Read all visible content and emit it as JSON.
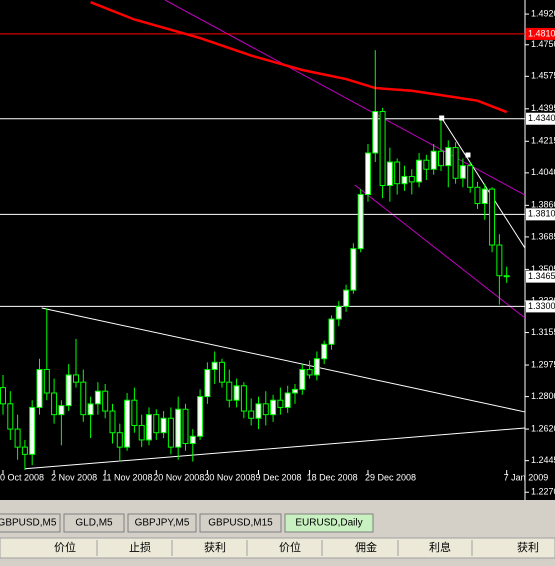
{
  "chart_data": {
    "type": "candlestick",
    "open": [
      1.285,
      1.276,
      1.262,
      1.252,
      1.248,
      1.274,
      1.295,
      1.282,
      1.27,
      1.275,
      1.292,
      1.288,
      1.27,
      1.276,
      1.283,
      1.272,
      1.26,
      1.252,
      1.278,
      1.264,
      1.256,
      1.27,
      1.26,
      1.268,
      1.252,
      1.273,
      1.254,
      1.258,
      1.28,
      1.295,
      1.299,
      1.288,
      1.278,
      1.286,
      1.272,
      1.268,
      1.276,
      1.27,
      1.278,
      1.274,
      1.282,
      1.284,
      1.295,
      1.292,
      1.301,
      1.309,
      1.323,
      1.33,
      1.339,
      1.362,
      1.392,
      1.415,
      1.438,
      1.397,
      1.41,
      1.398,
      1.402,
      1.399,
      1.411,
      1.406,
      1.416,
      1.408,
      1.418,
      1.401,
      1.408,
      1.396,
      1.387,
      1.395,
      1.364,
      1.347
    ],
    "high": [
      1.292,
      1.283,
      1.27,
      1.256,
      1.278,
      1.301,
      1.329,
      1.29,
      1.278,
      1.298,
      1.312,
      1.295,
      1.28,
      1.288,
      1.287,
      1.276,
      1.265,
      1.282,
      1.285,
      1.27,
      1.274,
      1.273,
      1.272,
      1.274,
      1.28,
      1.276,
      1.262,
      1.284,
      1.299,
      1.305,
      1.301,
      1.295,
      1.29,
      1.288,
      1.279,
      1.28,
      1.283,
      1.281,
      1.285,
      1.286,
      1.287,
      1.298,
      1.3,
      1.305,
      1.311,
      1.325,
      1.333,
      1.342,
      1.365,
      1.395,
      1.42,
      1.472,
      1.44,
      1.418,
      1.412,
      1.408,
      1.406,
      1.415,
      1.414,
      1.42,
      1.434,
      1.422,
      1.421,
      1.412,
      1.41,
      1.399,
      1.398,
      1.396,
      1.37,
      1.352
    ],
    "low": [
      1.27,
      1.256,
      1.245,
      1.239,
      1.242,
      1.27,
      1.278,
      1.265,
      1.253,
      1.272,
      1.285,
      1.266,
      1.257,
      1.27,
      1.268,
      1.254,
      1.244,
      1.25,
      1.26,
      1.252,
      1.253,
      1.256,
      1.257,
      1.248,
      1.245,
      1.25,
      1.244,
      1.256,
      1.276,
      1.287,
      1.285,
      1.274,
      1.274,
      1.268,
      1.264,
      1.262,
      1.264,
      1.266,
      1.27,
      1.271,
      1.276,
      1.281,
      1.29,
      1.289,
      1.298,
      1.306,
      1.319,
      1.327,
      1.337,
      1.36,
      1.388,
      1.41,
      1.39,
      1.388,
      1.392,
      1.394,
      1.392,
      1.396,
      1.4,
      1.403,
      1.405,
      1.396,
      1.398,
      1.396,
      1.393,
      1.384,
      1.378,
      1.36,
      1.331,
      1.343
    ],
    "close": [
      1.276,
      1.262,
      1.252,
      1.248,
      1.274,
      1.295,
      1.282,
      1.27,
      1.275,
      1.292,
      1.288,
      1.27,
      1.276,
      1.283,
      1.272,
      1.26,
      1.252,
      1.278,
      1.264,
      1.256,
      1.27,
      1.26,
      1.268,
      1.252,
      1.273,
      1.254,
      1.258,
      1.28,
      1.295,
      1.299,
      1.288,
      1.278,
      1.286,
      1.272,
      1.268,
      1.276,
      1.27,
      1.278,
      1.274,
      1.282,
      1.284,
      1.295,
      1.292,
      1.301,
      1.309,
      1.323,
      1.33,
      1.339,
      1.362,
      1.392,
      1.415,
      1.438,
      1.397,
      1.41,
      1.398,
      1.402,
      1.399,
      1.411,
      1.406,
      1.416,
      1.408,
      1.418,
      1.401,
      1.408,
      1.396,
      1.387,
      1.395,
      1.364,
      1.347,
      1.3465
    ],
    "up_color": "#ffffff",
    "down_color": "#000000",
    "wick_color": "#00ff00",
    "xlim": [
      -0.41,
      71.51
    ],
    "ylim": [
      1.2227,
      1.4998
    ],
    "yticks": [
      {
        "value": 1.492,
        "label": "1.4920"
      },
      {
        "value": 1.475,
        "label": "1.4750"
      },
      {
        "value": 1.4575,
        "label": "1.4575"
      },
      {
        "value": 1.4395,
        "label": "1.4395"
      },
      {
        "value": 1.4215,
        "label": "1.4215"
      },
      {
        "value": 1.404,
        "label": "1.4040"
      },
      {
        "value": 1.386,
        "label": "1.3860"
      },
      {
        "value": 1.3685,
        "label": "1.3685"
      },
      {
        "value": 1.3505,
        "label": "1.3505"
      },
      {
        "value": 1.333,
        "label": "1.3330"
      },
      {
        "value": 1.3155,
        "label": "1.3155"
      },
      {
        "value": 1.2975,
        "label": "1.2975"
      },
      {
        "value": 1.28,
        "label": "1.2800"
      },
      {
        "value": 1.262,
        "label": "1.2620"
      },
      {
        "value": 1.2445,
        "label": "1.2445"
      },
      {
        "value": 1.227,
        "label": "1.2270"
      }
    ],
    "xticks": [
      {
        "value": 0,
        "label": "0 Oct 2008"
      },
      {
        "value": 7,
        "label": "2 Nov 2008"
      },
      {
        "value": 14,
        "label": "11 Nov 2008"
      },
      {
        "value": 21,
        "label": "20 Nov 2008"
      },
      {
        "value": 28,
        "label": "30 Nov 2008"
      },
      {
        "value": 35,
        "label": "9 Dec 2008"
      },
      {
        "value": 42,
        "label": "18 Dec 2008"
      },
      {
        "value": 50,
        "label": "29 Dec 2008"
      },
      {
        "value": 69,
        "label": "7 Jan 2009"
      }
    ],
    "moving_average": {
      "color": "#ff0000",
      "x": [
        12,
        18,
        27,
        34,
        41,
        47,
        51,
        56,
        60,
        65,
        69
      ],
      "values": [
        1.4986,
        1.489,
        1.4787,
        1.469,
        1.461,
        1.456,
        1.451,
        1.4495,
        1.4471,
        1.444,
        1.4377
      ]
    },
    "levels": [
      {
        "value": 1.481,
        "label": "1.4810",
        "color": "#ff0000"
      },
      {
        "value": 1.434,
        "label": "1.4340",
        "color": "#ffffff"
      },
      {
        "value": 1.381,
        "label": "1.3810",
        "color": "#ffffff"
      },
      {
        "value": 1.33,
        "label": "1.3300",
        "color": "#ffffff"
      }
    ],
    "bid": {
      "value": 1.3465,
      "label": "1.3465"
    },
    "trend_lines": [
      {
        "color": "#c000c0",
        "x": [
          22.2,
          71.5
        ],
        "y": [
          1.4998,
          1.3917
        ]
      },
      {
        "color": "#c000c0",
        "x": [
          48.2,
          71.5
        ],
        "y": [
          1.3973,
          1.3236
        ]
      },
      {
        "color": "#ffffff",
        "x": [
          5.3,
          71.5
        ],
        "y": [
          1.3291,
          1.2715
        ]
      },
      {
        "color": "#ffffff",
        "x": [
          3.0,
          71.5
        ],
        "y": [
          1.24,
          1.2626
        ]
      },
      {
        "color": "#ffffff",
        "x": [
          60.1,
          71.5
        ],
        "y": [
          1.4344,
          1.3624
        ]
      }
    ],
    "markers": {
      "color": "#ffffff",
      "x": [
        60.1,
        63.7
      ],
      "values": [
        1.4344,
        1.4139
      ]
    }
  },
  "tabs": [
    "GBPUSD,M5",
    "GLD,M5",
    "GBPJPY,M5",
    "GBPUSD,M15",
    "EURUSD,Daily"
  ],
  "columns": [
    "价位",
    "止损",
    "获利",
    "价位",
    "佣金",
    "利息",
    "获利"
  ]
}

□ □ □ □ □

-- Work to do --
Reproduce all entries without any change, and omit the pictures.

-- Correct output --
Read all visible content and emit it as JSON.
{
  "chart_data": {
    "type": "candlestick",
    "open": [
      1.285,
      1.276,
      1.262,
      1.252,
      1.248,
      1.274,
      1.295,
      1.282,
      1.27,
      1.275,
      1.292,
      1.288,
      1.27,
      1.276,
      1.283,
      1.272,
      1.26,
      1.252,
      1.278,
      1.264,
      1.256,
      1.27,
      1.26,
      1.268,
      1.252,
      1.273,
      1.254,
      1.258,
      1.28,
      1.295,
      1.299,
      1.288,
      1.278,
      1.286,
      1.272,
      1.268,
      1.276,
      1.27,
      1.278,
      1.274,
      1.282,
      1.284,
      1.295,
      1.292,
      1.301,
      1.309,
      1.323,
      1.33,
      1.339,
      1.362,
      1.392,
      1.415,
      1.438,
      1.397,
      1.41,
      1.398,
      1.402,
      1.399,
      1.411,
      1.406,
      1.416,
      1.408,
      1.418,
      1.401,
      1.408,
      1.396,
      1.387,
      1.395,
      1.364,
      1.347
    ],
    "high": [
      1.292,
      1.283,
      1.27,
      1.256,
      1.278,
      1.301,
      1.329,
      1.29,
      1.278,
      1.298,
      1.312,
      1.295,
      1.28,
      1.288,
      1.287,
      1.276,
      1.265,
      1.282,
      1.285,
      1.27,
      1.274,
      1.273,
      1.272,
      1.274,
      1.28,
      1.276,
      1.262,
      1.284,
      1.299,
      1.305,
      1.301,
      1.295,
      1.29,
      1.288,
      1.279,
      1.28,
      1.283,
      1.281,
      1.285,
      1.286,
      1.287,
      1.298,
      1.3,
      1.305,
      1.311,
      1.325,
      1.333,
      1.342,
      1.365,
      1.395,
      1.42,
      1.472,
      1.44,
      1.418,
      1.412,
      1.408,
      1.406,
      1.415,
      1.414,
      1.42,
      1.434,
      1.422,
      1.421,
      1.412,
      1.41,
      1.399,
      1.398,
      1.396,
      1.37,
      1.352
    ],
    "low": [
      1.27,
      1.256,
      1.245,
      1.239,
      1.242,
      1.27,
      1.278,
      1.265,
      1.253,
      1.272,
      1.285,
      1.266,
      1.257,
      1.27,
      1.268,
      1.254,
      1.244,
      1.25,
      1.26,
      1.252,
      1.253,
      1.256,
      1.257,
      1.248,
      1.245,
      1.25,
      1.244,
      1.256,
      1.276,
      1.287,
      1.285,
      1.274,
      1.274,
      1.268,
      1.264,
      1.262,
      1.264,
      1.266,
      1.27,
      1.271,
      1.276,
      1.281,
      1.29,
      1.289,
      1.298,
      1.306,
      1.319,
      1.327,
      1.337,
      1.36,
      1.388,
      1.41,
      1.39,
      1.388,
      1.392,
      1.394,
      1.392,
      1.396,
      1.4,
      1.403,
      1.405,
      1.396,
      1.398,
      1.396,
      1.393,
      1.384,
      1.378,
      1.36,
      1.331,
      1.343
    ],
    "close": [
      1.276,
      1.262,
      1.252,
      1.248,
      1.274,
      1.295,
      1.282,
      1.27,
      1.275,
      1.292,
      1.288,
      1.27,
      1.276,
      1.283,
      1.272,
      1.26,
      1.252,
      1.278,
      1.264,
      1.256,
      1.27,
      1.26,
      1.268,
      1.252,
      1.273,
      1.254,
      1.258,
      1.28,
      1.295,
      1.299,
      1.288,
      1.278,
      1.286,
      1.272,
      1.268,
      1.276,
      1.27,
      1.278,
      1.274,
      1.282,
      1.284,
      1.295,
      1.292,
      1.301,
      1.309,
      1.323,
      1.33,
      1.339,
      1.362,
      1.392,
      1.415,
      1.438,
      1.397,
      1.41,
      1.398,
      1.402,
      1.399,
      1.411,
      1.406,
      1.416,
      1.408,
      1.418,
      1.401,
      1.408,
      1.396,
      1.387,
      1.395,
      1.364,
      1.347,
      1.3465
    ],
    "up_color": "#ffffff",
    "down_color": "#000000",
    "wick_color": "#00ff00",
    "xlim": [
      -0.41,
      71.51
    ],
    "ylim": [
      1.2227,
      1.4998
    ],
    "yticks": [
      {
        "value": 1.492,
        "label": "1.4920"
      },
      {
        "value": 1.475,
        "label": "1.4750"
      },
      {
        "value": 1.4575,
        "label": "1.4575"
      },
      {
        "value": 1.4395,
        "label": "1.4395"
      },
      {
        "value": 1.4215,
        "label": "1.4215"
      },
      {
        "value": 1.404,
        "label": "1.4040"
      },
      {
        "value": 1.386,
        "label": "1.3860"
      },
      {
        "value": 1.3685,
        "label": "1.3685"
      },
      {
        "value": 1.3505,
        "label": "1.3505"
      },
      {
        "value": 1.333,
        "label": "1.3330"
      },
      {
        "value": 1.3155,
        "label": "1.3155"
      },
      {
        "value": 1.2975,
        "label": "1.2975"
      },
      {
        "value": 1.28,
        "label": "1.2800"
      },
      {
        "value": 1.262,
        "label": "1.2620"
      },
      {
        "value": 1.2445,
        "label": "1.2445"
      },
      {
        "value": 1.227,
        "label": "1.2270"
      }
    ],
    "xticks": [
      {
        "value": 0,
        "label": "0 Oct 2008"
      },
      {
        "value": 7,
        "label": "2 Nov 2008"
      },
      {
        "value": 14,
        "label": "11 Nov 2008"
      },
      {
        "value": 21,
        "label": "20 Nov 2008"
      },
      {
        "value": 28,
        "label": "30 Nov 2008"
      },
      {
        "value": 35,
        "label": "9 Dec 2008"
      },
      {
        "value": 42,
        "label": "18 Dec 2008"
      },
      {
        "value": 50,
        "label": "29 Dec 2008"
      },
      {
        "value": 69,
        "label": "7 Jan 2009"
      }
    ],
    "moving_average": {
      "color": "#ff0000",
      "x": [
        12,
        18,
        27,
        34,
        41,
        47,
        51,
        56,
        60,
        65,
        69
      ],
      "values": [
        1.4986,
        1.489,
        1.4787,
        1.469,
        1.461,
        1.456,
        1.451,
        1.4495,
        1.4471,
        1.444,
        1.4377
      ]
    },
    "levels": [
      {
        "value": 1.481,
        "label": "1.4810",
        "color": "#ff0000"
      },
      {
        "value": 1.434,
        "label": "1.4340",
        "color": "#ffffff"
      },
      {
        "value": 1.381,
        "label": "1.3810",
        "color": "#ffffff"
      },
      {
        "value": 1.33,
        "label": "1.3300",
        "color": "#ffffff"
      }
    ],
    "bid": {
      "value": 1.3465,
      "label": "1.3465"
    },
    "trend_lines": [
      {
        "color": "#c000c0",
        "x": [
          22.2,
          71.5
        ],
        "y": [
          1.4998,
          1.3917
        ]
      },
      {
        "color": "#c000c0",
        "x": [
          48.2,
          71.5
        ],
        "y": [
          1.3973,
          1.3236
        ]
      },
      {
        "color": "#ffffff",
        "x": [
          5.3,
          71.5
        ],
        "y": [
          1.3291,
          1.2715
        ]
      },
      {
        "color": "#ffffff",
        "x": [
          3.0,
          71.5
        ],
        "y": [
          1.24,
          1.2626
        ]
      },
      {
        "color": "#ffffff",
        "x": [
          60.1,
          71.5
        ],
        "y": [
          1.4344,
          1.3624
        ]
      }
    ],
    "markers": {
      "color": "#ffffff",
      "x": [
        60.1,
        63.7
      ],
      "values": [
        1.4344,
        1.4139
      ]
    }
  },
  "tabs": [
    "GBPUSD,M5",
    "GLD,M5",
    "GBPJPY,M5",
    "GBPUSD,M15",
    "EURUSD,Daily"
  ],
  "columns": [
    "价位",
    "止损",
    "获利",
    "价位",
    "佣金",
    "利息",
    "获利"
  ]
}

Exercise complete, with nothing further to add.